Records contained in a dataset
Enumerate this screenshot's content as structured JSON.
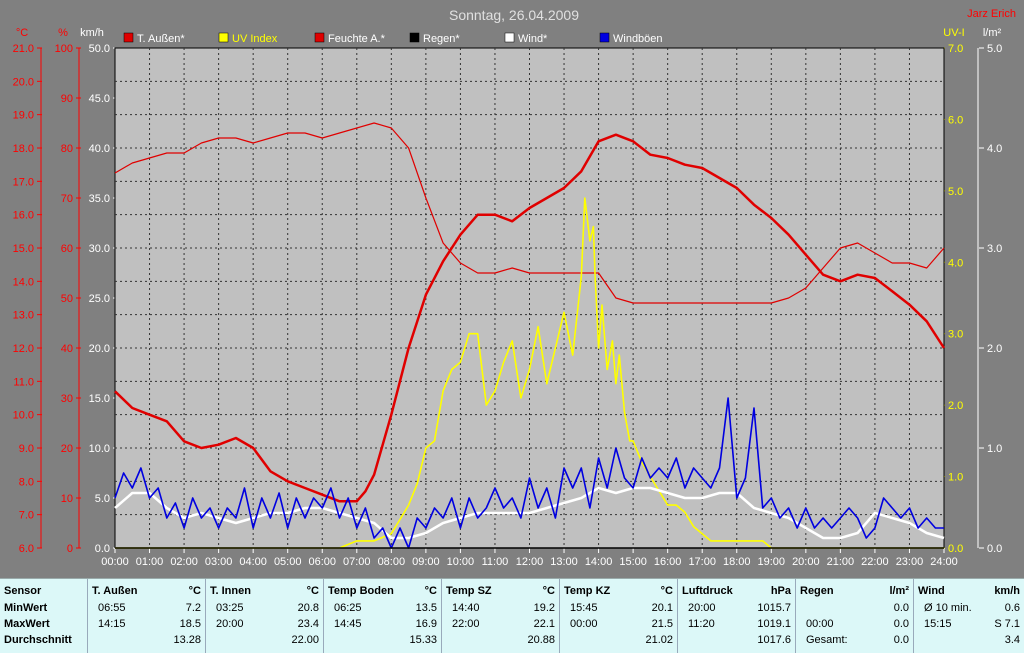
{
  "chart_data": {
    "type": "line",
    "title": "Sonntag, 26.04.2009",
    "author": "Jarz Erich",
    "x_ticks": [
      "00:00",
      "01:00",
      "02:00",
      "03:00",
      "04:00",
      "05:00",
      "06:00",
      "07:00",
      "08:00",
      "09:00",
      "10:00",
      "11:00",
      "12:00",
      "13:00",
      "14:00",
      "15:00",
      "16:00",
      "17:00",
      "18:00",
      "19:00",
      "20:00",
      "21:00",
      "22:00",
      "23:00",
      "24:00"
    ],
    "axes": {
      "temp": {
        "unit": "°C",
        "min": 6,
        "max": 21,
        "ticks": [
          "6.0",
          "7.0",
          "8.0",
          "9.0",
          "10.0",
          "11.0",
          "12.0",
          "13.0",
          "14.0",
          "15.0",
          "16.0",
          "17.0",
          "18.0",
          "19.0",
          "20.0",
          "21.0"
        ]
      },
      "hum": {
        "unit": "%",
        "min": 0,
        "max": 100,
        "ticks": [
          "0",
          "10",
          "20",
          "30",
          "40",
          "50",
          "60",
          "70",
          "80",
          "90",
          "100"
        ]
      },
      "wind": {
        "unit": "km/h",
        "min": 0,
        "max": 50,
        "ticks": [
          "0.0",
          "5.0",
          "10.0",
          "15.0",
          "20.0",
          "25.0",
          "30.0",
          "35.0",
          "40.0",
          "45.0",
          "50.0"
        ]
      },
      "uv": {
        "unit": "UV-I",
        "min": 0,
        "max": 7,
        "ticks": [
          "0.0",
          "1.0",
          "2.0",
          "3.0",
          "4.0",
          "5.0",
          "6.0",
          "7.0"
        ]
      },
      "rain": {
        "unit": "l/m²",
        "min": 0,
        "max": 5,
        "ticks": [
          "0.0",
          "1.0",
          "2.0",
          "3.0",
          "4.0",
          "5.0"
        ]
      }
    },
    "legend": [
      {
        "label": "T. Außen*",
        "color": "#e00000"
      },
      {
        "label": "UV Index",
        "color": "#ffff00"
      },
      {
        "label": "Feuchte A.*",
        "color": "#e00000"
      },
      {
        "label": "Regen*",
        "color": "#000000"
      },
      {
        "label": "Wind*",
        "color": "#ffffff"
      },
      {
        "label": "Windböen",
        "color": "#0000e0"
      }
    ],
    "series": [
      {
        "name": "T. Außen*",
        "axis": "temp",
        "color": "#e00000",
        "x": [
          0,
          0.5,
          1,
          1.5,
          2,
          2.5,
          3,
          3.5,
          4,
          4.5,
          5,
          5.5,
          6,
          6.5,
          7,
          7.25,
          7.5,
          8,
          8.5,
          9,
          9.5,
          10,
          10.5,
          11,
          11.5,
          12,
          12.5,
          13,
          13.5,
          14,
          14.5,
          15,
          15.5,
          16,
          16.5,
          17,
          17.5,
          18,
          18.5,
          19,
          19.5,
          20,
          20.5,
          21,
          21.5,
          22,
          22.5,
          23,
          23.5,
          24
        ],
        "y": [
          10.7,
          10.2,
          10.0,
          9.8,
          9.2,
          9.0,
          9.1,
          9.3,
          9.0,
          8.3,
          8.0,
          7.8,
          7.6,
          7.4,
          7.4,
          7.7,
          8.2,
          10.0,
          12.0,
          13.6,
          14.6,
          15.4,
          16.0,
          16.0,
          15.8,
          16.2,
          16.5,
          16.8,
          17.3,
          18.2,
          18.4,
          18.2,
          17.8,
          17.7,
          17.5,
          17.4,
          17.1,
          16.8,
          16.3,
          15.9,
          15.4,
          14.8,
          14.2,
          14.0,
          14.2,
          14.1,
          13.7,
          13.3,
          12.8,
          12.0
        ]
      },
      {
        "name": "Feuchte A.*",
        "axis": "hum",
        "color": "#e00000",
        "x": [
          0,
          0.5,
          1,
          1.5,
          2,
          2.5,
          3,
          3.5,
          4,
          4.5,
          5,
          5.5,
          6,
          6.5,
          7,
          7.5,
          8,
          8.5,
          9,
          9.5,
          10,
          10.5,
          11,
          11.5,
          12,
          12.5,
          13,
          13.5,
          14,
          14.5,
          15,
          15.5,
          16,
          16.5,
          17,
          17.5,
          18,
          18.5,
          19,
          19.5,
          20,
          20.5,
          21,
          21.5,
          22,
          22.5,
          23,
          23.5,
          24
        ],
        "y": [
          75,
          77,
          78,
          79,
          79,
          81,
          82,
          82,
          81,
          82,
          83,
          83,
          82,
          83,
          84,
          85,
          84,
          80,
          70,
          61,
          57,
          55,
          55,
          56,
          55,
          55,
          55,
          55,
          55,
          50,
          49,
          49,
          49,
          49,
          49,
          49,
          49,
          49,
          49,
          50,
          52,
          56,
          60,
          61,
          59,
          57,
          57,
          56,
          60
        ]
      },
      {
        "name": "UV Index",
        "axis": "uv",
        "color": "#ffff00",
        "x": [
          0,
          6.5,
          7,
          7.5,
          8,
          8.25,
          8.5,
          8.75,
          9,
          9.25,
          9.5,
          9.75,
          10,
          10.25,
          10.5,
          10.75,
          11,
          11.25,
          11.5,
          11.75,
          12,
          12.25,
          12.5,
          12.75,
          13,
          13.25,
          13.5,
          13.6,
          13.75,
          13.85,
          13.9,
          14,
          14.1,
          14.25,
          14.4,
          14.5,
          14.6,
          14.75,
          14.9,
          15,
          15.25,
          15.5,
          15.75,
          16,
          16.25,
          16.5,
          16.75,
          17,
          17.25,
          17.5,
          17.75,
          18,
          18.25,
          18.5,
          18.75,
          19,
          24
        ],
        "y": [
          0,
          0,
          0.1,
          0.1,
          0.2,
          0.4,
          0.6,
          0.9,
          1.4,
          1.5,
          2.2,
          2.5,
          2.6,
          3.0,
          3.0,
          2.0,
          2.2,
          2.6,
          2.9,
          2.1,
          2.5,
          3.1,
          2.3,
          2.8,
          3.3,
          2.7,
          3.8,
          4.9,
          4.3,
          4.5,
          3.8,
          2.8,
          3.4,
          2.5,
          2.9,
          2.3,
          2.7,
          1.9,
          1.5,
          1.5,
          1.2,
          1.0,
          0.8,
          0.6,
          0.6,
          0.5,
          0.3,
          0.2,
          0.1,
          0.1,
          0.1,
          0.1,
          0.1,
          0.1,
          0.1,
          0,
          0
        ]
      },
      {
        "name": "Wind*",
        "axis": "wind",
        "color": "#ffffff",
        "x": [
          0,
          0.5,
          1,
          1.5,
          2,
          2.5,
          3,
          3.5,
          4,
          4.5,
          5,
          5.5,
          6,
          6.5,
          7,
          7.5,
          8,
          8.5,
          9,
          9.5,
          10,
          10.5,
          11,
          11.5,
          12,
          12.5,
          13,
          13.5,
          14,
          14.5,
          15,
          15.5,
          16,
          16.5,
          17,
          17.5,
          18,
          18.5,
          19,
          19.5,
          20,
          20.5,
          21,
          21.5,
          22,
          22.5,
          23,
          23.5,
          24
        ],
        "y": [
          4,
          5.5,
          5.5,
          4,
          3,
          3.5,
          3,
          2.5,
          3,
          3.5,
          3.5,
          4,
          4,
          3.5,
          3,
          2.5,
          1,
          1,
          1.5,
          2.5,
          3,
          3.5,
          3.5,
          3.5,
          3.5,
          4,
          4.5,
          5,
          6,
          5.5,
          6,
          6,
          5.5,
          5,
          5,
          5.5,
          5.5,
          4,
          3.5,
          3,
          2,
          1,
          1,
          1.5,
          3.5,
          3,
          2.5,
          1.5,
          1
        ]
      },
      {
        "name": "Windböen",
        "axis": "wind",
        "color": "#0000e0",
        "x": [
          0,
          0.25,
          0.5,
          0.75,
          1,
          1.25,
          1.5,
          1.75,
          2,
          2.25,
          2.5,
          2.75,
          3,
          3.25,
          3.5,
          3.75,
          4,
          4.25,
          4.5,
          4.75,
          5,
          5.25,
          5.5,
          5.75,
          6,
          6.25,
          6.5,
          6.75,
          7,
          7.25,
          7.5,
          7.75,
          8,
          8.25,
          8.5,
          8.75,
          9,
          9.25,
          9.5,
          9.75,
          10,
          10.25,
          10.5,
          10.75,
          11,
          11.25,
          11.5,
          11.75,
          12,
          12.25,
          12.5,
          12.75,
          13,
          13.25,
          13.5,
          13.75,
          14,
          14.25,
          14.5,
          14.75,
          15,
          15.25,
          15.5,
          15.75,
          16,
          16.25,
          16.5,
          16.75,
          17,
          17.25,
          17.5,
          17.75,
          18,
          18.25,
          18.5,
          18.75,
          19,
          19.25,
          19.5,
          19.75,
          20,
          20.25,
          20.5,
          20.75,
          21,
          21.25,
          21.5,
          21.75,
          22,
          22.25,
          22.5,
          22.75,
          23,
          23.25,
          23.5,
          23.75,
          24
        ],
        "y": [
          5,
          7.5,
          6,
          8,
          5,
          6,
          3,
          4.5,
          2,
          5,
          3,
          4,
          2,
          4,
          3,
          6,
          2,
          5,
          3,
          5.5,
          2,
          5,
          3,
          5,
          4,
          6,
          3,
          5,
          2,
          4,
          1,
          2,
          0,
          2,
          0,
          3,
          2,
          4,
          3,
          5,
          2,
          5,
          3,
          4,
          6,
          4,
          5,
          3,
          7,
          4,
          6,
          3,
          8,
          6,
          8,
          4,
          9,
          6,
          10,
          7,
          6,
          9,
          7,
          8,
          7,
          9,
          6,
          8,
          7,
          6,
          8,
          15,
          5,
          7,
          14,
          4,
          5,
          3,
          4,
          2,
          4,
          2,
          3,
          2,
          3,
          4,
          3,
          1,
          2,
          5,
          4,
          3,
          4,
          2,
          3,
          2,
          2
        ]
      },
      {
        "name": "Regen*",
        "axis": "rain",
        "color": "#000000",
        "x": [
          0,
          24
        ],
        "y": [
          0,
          0
        ]
      }
    ]
  },
  "stats": {
    "columns": [
      {
        "header": "Sensor",
        "unit": "",
        "rows": [
          [
            "",
            "MinWert",
            ""
          ],
          [
            "",
            "MaxWert",
            ""
          ],
          [
            "",
            "Durchschnitt",
            ""
          ]
        ]
      },
      {
        "header": "T. Außen",
        "unit": "°C",
        "rows": [
          [
            "06:55",
            "",
            "7.2"
          ],
          [
            "14:15",
            "",
            "18.5"
          ],
          [
            "",
            "",
            "13.28"
          ]
        ]
      },
      {
        "header": "T. Innen",
        "unit": "°C",
        "rows": [
          [
            "03:25",
            "",
            "20.8"
          ],
          [
            "20:00",
            "",
            "23.4"
          ],
          [
            "",
            "",
            "22.00"
          ]
        ]
      },
      {
        "header": "Temp Boden",
        "unit": "°C",
        "rows": [
          [
            "06:25",
            "",
            "13.5"
          ],
          [
            "14:45",
            "",
            "16.9"
          ],
          [
            "",
            "",
            "15.33"
          ]
        ]
      },
      {
        "header": "Temp SZ",
        "unit": "°C",
        "rows": [
          [
            "14:40",
            "",
            "19.2"
          ],
          [
            "22:00",
            "",
            "22.1"
          ],
          [
            "",
            "",
            "20.88"
          ]
        ]
      },
      {
        "header": "Temp KZ",
        "unit": "°C",
        "rows": [
          [
            "15:45",
            "",
            "20.1"
          ],
          [
            "00:00",
            "",
            "21.5"
          ],
          [
            "",
            "",
            "21.02"
          ]
        ]
      },
      {
        "header": "Luftdruck",
        "unit": "hPa",
        "rows": [
          [
            "20:00",
            "",
            "1015.7"
          ],
          [
            "11:20",
            "",
            "1019.1"
          ],
          [
            "",
            "",
            "1017.6"
          ]
        ]
      },
      {
        "header": "Regen",
        "unit": "l/m²",
        "rows": [
          [
            "",
            "",
            "0.0"
          ],
          [
            "00:00",
            "",
            "0.0"
          ],
          [
            "Gesamt:",
            "",
            "0.0"
          ]
        ]
      },
      {
        "header": "Wind",
        "unit": "km/h",
        "rows": [
          [
            "Ø 10 min.",
            "",
            "0.6"
          ],
          [
            "15:15",
            "",
            "S 7.1"
          ],
          [
            "",
            "",
            "3.4"
          ]
        ]
      }
    ]
  }
}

→ WRITTEN EXERCISE: Give only the number of lines in the data that hold the string "label".

→ EXERCISE ANSWER: 6